* **Information provided**:
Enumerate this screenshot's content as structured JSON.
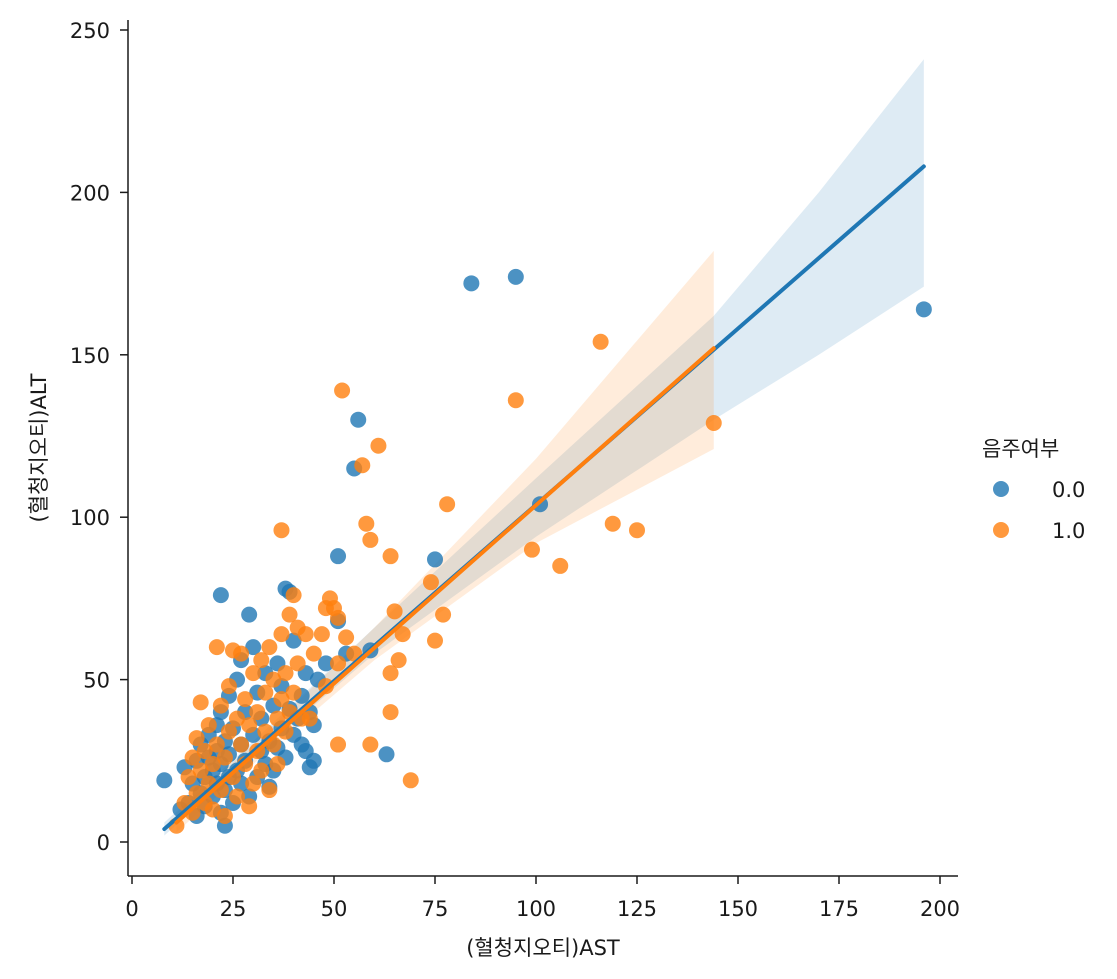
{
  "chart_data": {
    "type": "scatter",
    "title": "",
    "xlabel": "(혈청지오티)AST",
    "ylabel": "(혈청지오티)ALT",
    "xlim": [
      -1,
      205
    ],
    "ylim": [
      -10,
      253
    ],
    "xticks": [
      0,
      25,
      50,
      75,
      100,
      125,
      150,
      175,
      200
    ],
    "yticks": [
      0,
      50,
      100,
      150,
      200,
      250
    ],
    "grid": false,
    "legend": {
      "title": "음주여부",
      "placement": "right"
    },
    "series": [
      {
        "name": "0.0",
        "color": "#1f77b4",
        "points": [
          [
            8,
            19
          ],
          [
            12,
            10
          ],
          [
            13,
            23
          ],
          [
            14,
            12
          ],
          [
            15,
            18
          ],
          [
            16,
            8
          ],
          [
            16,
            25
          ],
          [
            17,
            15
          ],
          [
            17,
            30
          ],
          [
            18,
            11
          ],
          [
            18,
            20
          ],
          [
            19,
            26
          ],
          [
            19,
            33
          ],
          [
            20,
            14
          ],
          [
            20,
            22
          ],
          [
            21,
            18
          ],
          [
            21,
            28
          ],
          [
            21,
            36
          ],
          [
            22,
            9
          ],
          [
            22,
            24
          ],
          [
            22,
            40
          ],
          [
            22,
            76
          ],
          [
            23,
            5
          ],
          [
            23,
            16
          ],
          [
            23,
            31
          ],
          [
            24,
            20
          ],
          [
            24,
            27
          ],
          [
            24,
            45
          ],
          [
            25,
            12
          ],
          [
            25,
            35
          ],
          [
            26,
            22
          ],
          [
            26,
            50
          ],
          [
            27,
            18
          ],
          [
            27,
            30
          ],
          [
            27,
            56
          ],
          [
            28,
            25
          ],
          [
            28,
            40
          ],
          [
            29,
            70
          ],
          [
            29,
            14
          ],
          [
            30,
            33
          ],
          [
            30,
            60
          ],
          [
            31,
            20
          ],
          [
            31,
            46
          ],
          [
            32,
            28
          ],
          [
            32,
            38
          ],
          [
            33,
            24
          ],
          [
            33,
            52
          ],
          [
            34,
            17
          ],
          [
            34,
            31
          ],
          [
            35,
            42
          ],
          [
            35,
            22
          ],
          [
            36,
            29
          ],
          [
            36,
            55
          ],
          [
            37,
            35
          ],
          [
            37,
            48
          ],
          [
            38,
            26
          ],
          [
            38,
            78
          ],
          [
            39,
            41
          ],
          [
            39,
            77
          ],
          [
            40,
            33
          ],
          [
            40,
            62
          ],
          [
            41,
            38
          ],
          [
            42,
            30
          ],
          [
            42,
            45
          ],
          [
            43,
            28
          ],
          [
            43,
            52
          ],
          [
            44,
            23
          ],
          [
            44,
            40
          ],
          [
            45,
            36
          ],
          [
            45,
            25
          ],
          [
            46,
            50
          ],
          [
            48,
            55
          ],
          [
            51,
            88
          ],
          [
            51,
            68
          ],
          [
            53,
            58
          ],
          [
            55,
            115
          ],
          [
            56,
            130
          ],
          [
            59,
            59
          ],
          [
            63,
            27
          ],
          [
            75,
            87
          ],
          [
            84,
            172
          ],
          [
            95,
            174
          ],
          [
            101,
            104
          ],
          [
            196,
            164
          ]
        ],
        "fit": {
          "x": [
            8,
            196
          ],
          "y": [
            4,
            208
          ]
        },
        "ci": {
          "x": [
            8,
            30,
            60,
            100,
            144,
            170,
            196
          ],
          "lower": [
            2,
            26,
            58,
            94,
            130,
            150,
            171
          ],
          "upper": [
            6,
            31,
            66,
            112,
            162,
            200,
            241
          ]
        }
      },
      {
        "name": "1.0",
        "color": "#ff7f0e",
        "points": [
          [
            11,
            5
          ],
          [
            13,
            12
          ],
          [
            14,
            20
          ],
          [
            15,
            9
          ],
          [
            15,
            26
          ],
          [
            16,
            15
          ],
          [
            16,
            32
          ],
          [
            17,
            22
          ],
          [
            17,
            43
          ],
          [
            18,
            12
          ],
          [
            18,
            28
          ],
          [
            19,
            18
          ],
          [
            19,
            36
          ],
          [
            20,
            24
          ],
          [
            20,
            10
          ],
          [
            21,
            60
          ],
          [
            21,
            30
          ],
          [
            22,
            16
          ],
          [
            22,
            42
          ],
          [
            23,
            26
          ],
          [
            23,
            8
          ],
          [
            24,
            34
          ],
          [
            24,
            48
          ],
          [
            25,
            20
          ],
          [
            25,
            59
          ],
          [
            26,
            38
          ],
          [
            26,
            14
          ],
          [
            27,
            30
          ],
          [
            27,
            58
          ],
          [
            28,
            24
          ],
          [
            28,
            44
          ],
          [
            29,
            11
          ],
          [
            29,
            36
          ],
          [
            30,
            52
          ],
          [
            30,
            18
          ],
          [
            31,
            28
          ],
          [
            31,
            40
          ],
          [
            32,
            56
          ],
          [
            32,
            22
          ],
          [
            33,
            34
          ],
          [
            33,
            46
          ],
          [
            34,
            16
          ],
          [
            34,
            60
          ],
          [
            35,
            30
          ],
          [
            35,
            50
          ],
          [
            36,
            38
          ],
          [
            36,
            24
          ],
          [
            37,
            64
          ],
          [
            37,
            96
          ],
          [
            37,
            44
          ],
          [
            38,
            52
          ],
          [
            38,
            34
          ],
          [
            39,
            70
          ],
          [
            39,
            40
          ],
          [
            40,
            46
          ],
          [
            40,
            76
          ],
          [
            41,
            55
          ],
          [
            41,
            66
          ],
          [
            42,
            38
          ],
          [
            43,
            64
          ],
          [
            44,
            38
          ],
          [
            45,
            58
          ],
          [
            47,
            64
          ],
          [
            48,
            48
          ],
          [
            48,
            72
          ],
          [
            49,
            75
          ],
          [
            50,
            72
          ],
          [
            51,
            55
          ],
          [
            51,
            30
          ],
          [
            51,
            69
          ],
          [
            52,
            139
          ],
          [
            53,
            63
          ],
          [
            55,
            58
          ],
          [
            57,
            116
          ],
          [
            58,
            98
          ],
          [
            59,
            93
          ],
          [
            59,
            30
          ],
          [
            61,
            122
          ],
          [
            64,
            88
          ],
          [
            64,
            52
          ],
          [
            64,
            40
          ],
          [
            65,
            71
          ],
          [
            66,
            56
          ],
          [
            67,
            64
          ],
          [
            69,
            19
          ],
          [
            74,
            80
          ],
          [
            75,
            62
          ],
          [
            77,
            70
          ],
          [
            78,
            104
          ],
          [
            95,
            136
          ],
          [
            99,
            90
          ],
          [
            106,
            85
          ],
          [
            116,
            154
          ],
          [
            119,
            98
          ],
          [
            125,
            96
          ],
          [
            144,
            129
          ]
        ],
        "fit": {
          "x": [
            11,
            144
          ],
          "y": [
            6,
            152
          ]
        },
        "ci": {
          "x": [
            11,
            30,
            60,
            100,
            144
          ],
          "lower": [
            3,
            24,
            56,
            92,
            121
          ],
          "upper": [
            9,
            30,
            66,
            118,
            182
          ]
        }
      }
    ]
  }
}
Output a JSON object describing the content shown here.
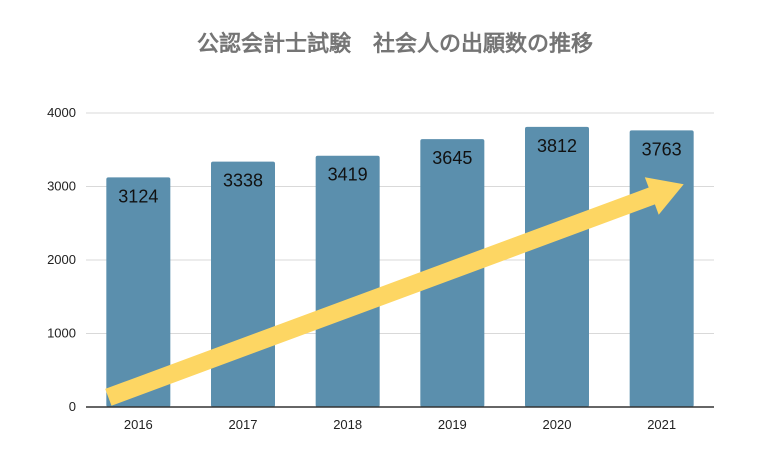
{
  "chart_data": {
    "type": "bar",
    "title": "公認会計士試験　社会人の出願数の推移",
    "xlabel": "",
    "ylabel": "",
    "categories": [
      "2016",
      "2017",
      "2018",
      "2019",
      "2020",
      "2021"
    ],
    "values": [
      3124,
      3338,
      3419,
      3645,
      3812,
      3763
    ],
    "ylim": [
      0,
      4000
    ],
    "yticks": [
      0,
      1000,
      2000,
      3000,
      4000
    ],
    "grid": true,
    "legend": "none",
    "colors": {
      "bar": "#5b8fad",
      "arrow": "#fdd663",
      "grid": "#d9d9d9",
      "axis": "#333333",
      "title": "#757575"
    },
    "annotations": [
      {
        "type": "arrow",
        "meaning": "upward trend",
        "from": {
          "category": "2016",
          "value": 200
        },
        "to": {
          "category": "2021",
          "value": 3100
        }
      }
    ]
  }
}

* **Exercise instructions**:
Write out, please, the lines of the listing above from the one with "Output a JSON" through the very last, exactly as given and with no pictures.

* **Correct output**:
Output a JSON object describing the content shown here.
{
  "chart_data": {
    "type": "bar",
    "title": "公認会計士試験　社会人の出願数の推移",
    "xlabel": "",
    "ylabel": "",
    "categories": [
      "2016",
      "2017",
      "2018",
      "2019",
      "2020",
      "2021"
    ],
    "values": [
      3124,
      3338,
      3419,
      3645,
      3812,
      3763
    ],
    "ylim": [
      0,
      4000
    ],
    "yticks": [
      0,
      1000,
      2000,
      3000,
      4000
    ],
    "grid": true,
    "legend": "none",
    "colors": {
      "bar": "#5b8fad",
      "arrow": "#fdd663",
      "grid": "#d9d9d9",
      "axis": "#333333",
      "title": "#757575"
    },
    "annotations": [
      {
        "type": "arrow",
        "meaning": "upward trend",
        "from": {
          "category": "2016",
          "value": 200
        },
        "to": {
          "category": "2021",
          "value": 3100
        }
      }
    ]
  }
}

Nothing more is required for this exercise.